Exercise goal:
Your task is to repeat the entries underneath exactly, minus the pictures.

*** Records to use

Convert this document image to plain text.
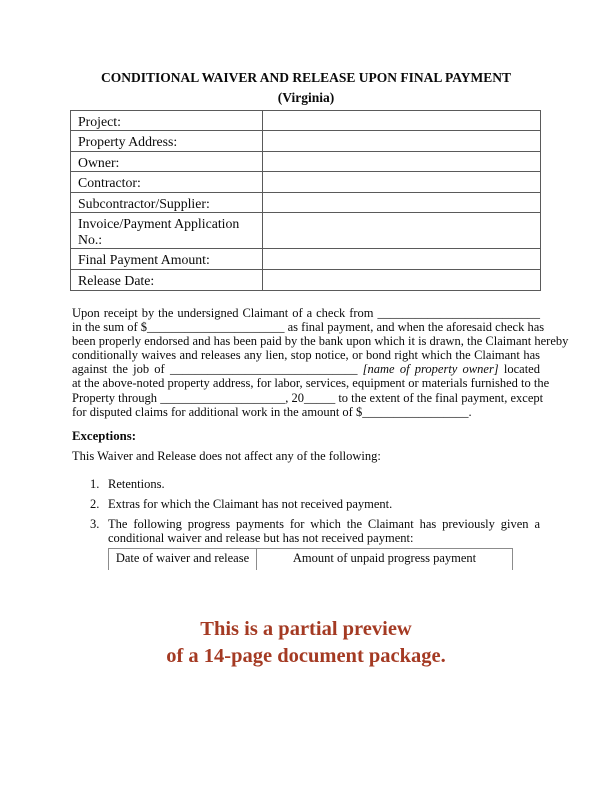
CONDITIONAL WAIVER AND RELEASE UPON FINAL PAYMENT
(Virginia)
Project:
Property Address:
Owner:
Contractor:
Subcontractor/Supplier:
Invoice/Payment Application No.:
Final Payment Amount:
Release Date:
Upon receipt by the undersigned Claimant of a check from __________________________
in the sum of $______________________ as final payment, and when the aforesaid check has
been properly endorsed and has been paid by the bank upon which it is drawn, the Claimant hereby
conditionally waives and releases any lien, stop notice, or bond right which the Claimant has
against the job of ______________________________ [name of property owner] located
at the above-noted property address, for labor, services, equipment or materials furnished to the
Property through ____________________, 20_____ to the extent of the final payment, except
for disputed claims for additional work in the amount of $_________________.
Exceptions:
This Waiver and Release does not affect any of the following:
1. Retentions.
2. Extras for which the Claimant has not received payment.
3. The following progress payments for which the Claimant has previously given a
conditional waiver and release but has not received payment:
Date of waiver and release	Amount of unpaid progress payment
This is a partial preview
of a 14-page document package.
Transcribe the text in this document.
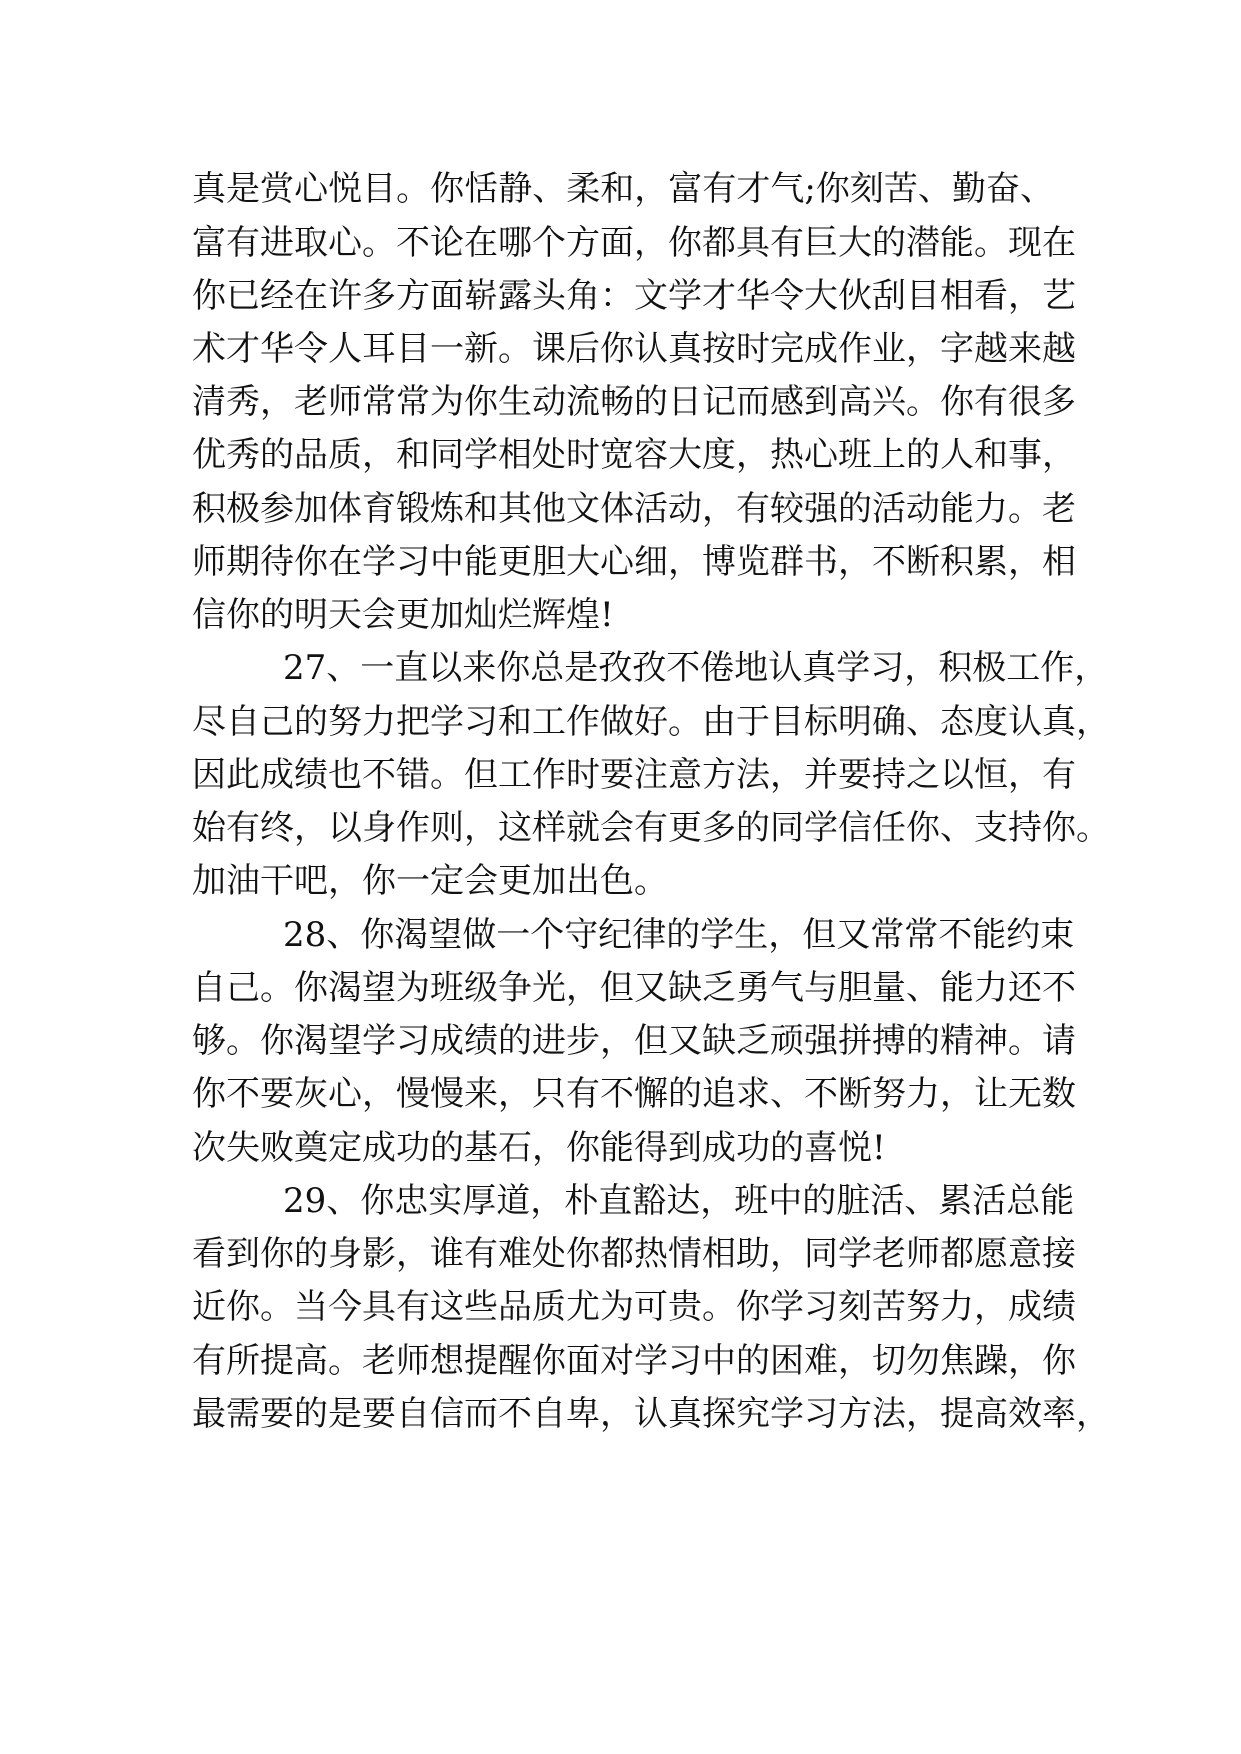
真是赏心悦目。你恬静、柔和，富有才气;你刻苦、勤奋、
富有进取心。不论在哪个方面，你都具有巨大的潜能。现在
你已经在许多方面崭露头角：文学才华令大伙刮目相看，艺
术才华令人耳目一新。课后你认真按时完成作业，字越来越
清秀，老师常常为你生动流畅的日记而感到高兴。你有很多
优秀的品质，和同学相处时宽容大度，热心班上的人和事，
积极参加体育锻炼和其他文体活动，有较强的活动能力。老
师期待你在学习中能更胆大心细，博览群书，不断积累，相
信你的明天会更加灿烂辉煌!
27、一直以来你总是孜孜不倦地认真学习，积极工作，
尽自己的努力把学习和工作做好。由于目标明确、态度认真，
因此成绩也不错。但工作时要注意方法，并要持之以恒，有
始有终，以身作则，这样就会有更多的同学信任你、支持你。
加油干吧，你一定会更加出色。
28、你渴望做一个守纪律的学生，但又常常不能约束
自己。你渴望为班级争光，但又缺乏勇气与胆量、能力还不
够。你渴望学习成绩的进步，但又缺乏顽强拼搏的精神。请
你不要灰心，慢慢来，只有不懈的追求、不断努力，让无数
次失败奠定成功的基石，你能得到成功的喜悦!
29、你忠实厚道，朴直豁达，班中的脏活、累活总能
看到你的身影，谁有难处你都热情相助，同学老师都愿意接
近你。当今具有这些品质尤为可贵。你学习刻苦努力，成绩
有所提高。老师想提醒你面对学习中的困难，切勿焦躁，你
最需要的是要自信而不自卑，认真探究学习方法，提高效率，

******

Task result:
Convert this document image to plain text.
CONDITIONAL WAIVER AND RELEASE UPON FINAL PAYMENT
(Virginia)
Project:
Property Address:
Owner:
Contractor:
Subcontractor/Supplier:
Invoice/Payment Application No.:
Final Payment Amount:
Release Date:
Upon receipt by the undersigned Claimant of a check from __________________________
in the sum of $______________________ as final payment, and when the aforesaid check has
been properly endorsed and has been paid by the bank upon which it is drawn, the Claimant hereby
conditionally waives and releases any lien, stop notice, or bond right which the Claimant has
against the job of ______________________________ [name of property owner] located
at the above-noted property address, for labor, services, equipment or materials furnished to the
Property through ____________________, 20_____ to the extent of the final payment, except
for disputed claims for additional work in the amount of $_________________.
Exceptions:
This Waiver and Release does not affect any of the following:
1. Retentions.
2. Extras for which the Claimant has not received payment.
3. The following progress payments for which the Claimant has previously given a
conditional waiver and release but has not received payment:
Date of waiver and release	Amount of unpaid progress payment
This is a partial preview
of a 14-page document package.
Transcribe the text in this document.
真是赏心悦目。你恬静、柔和，富有才气;你刻苦、勤奋、
富有进取心。不论在哪个方面，你都具有巨大的潜能。现在
你已经在许多方面崭露头角：文学才华令大伙刮目相看，艺
术才华令人耳目一新。课后你认真按时完成作业，字越来越
清秀，老师常常为你生动流畅的日记而感到高兴。你有很多
优秀的品质，和同学相处时宽容大度，热心班上的人和事，
积极参加体育锻炼和其他文体活动，有较强的活动能力。老
师期待你在学习中能更胆大心细，博览群书，不断积累，相
信你的明天会更加灿烂辉煌!
27、一直以来你总是孜孜不倦地认真学习，积极工作，
尽自己的努力把学习和工作做好。由于目标明确、态度认真，
因此成绩也不错。但工作时要注意方法，并要持之以恒，有
始有终，以身作则，这样就会有更多的同学信任你、支持你。
加油干吧，你一定会更加出色。
28、你渴望做一个守纪律的学生，但又常常不能约束
自己。你渴望为班级争光，但又缺乏勇气与胆量、能力还不
够。你渴望学习成绩的进步，但又缺乏顽强拼搏的精神。请
你不要灰心，慢慢来，只有不懈的追求、不断努力，让无数
次失败奠定成功的基石，你能得到成功的喜悦!
29、你忠实厚道，朴直豁达，班中的脏活、累活总能
看到你的身影，谁有难处你都热情相助，同学老师都愿意接
近你。当今具有这些品质尤为可贵。你学习刻苦努力，成绩
有所提高。老师想提醒你面对学习中的困难，切勿焦躁，你
最需要的是要自信而不自卑，认真探究学习方法，提高效率，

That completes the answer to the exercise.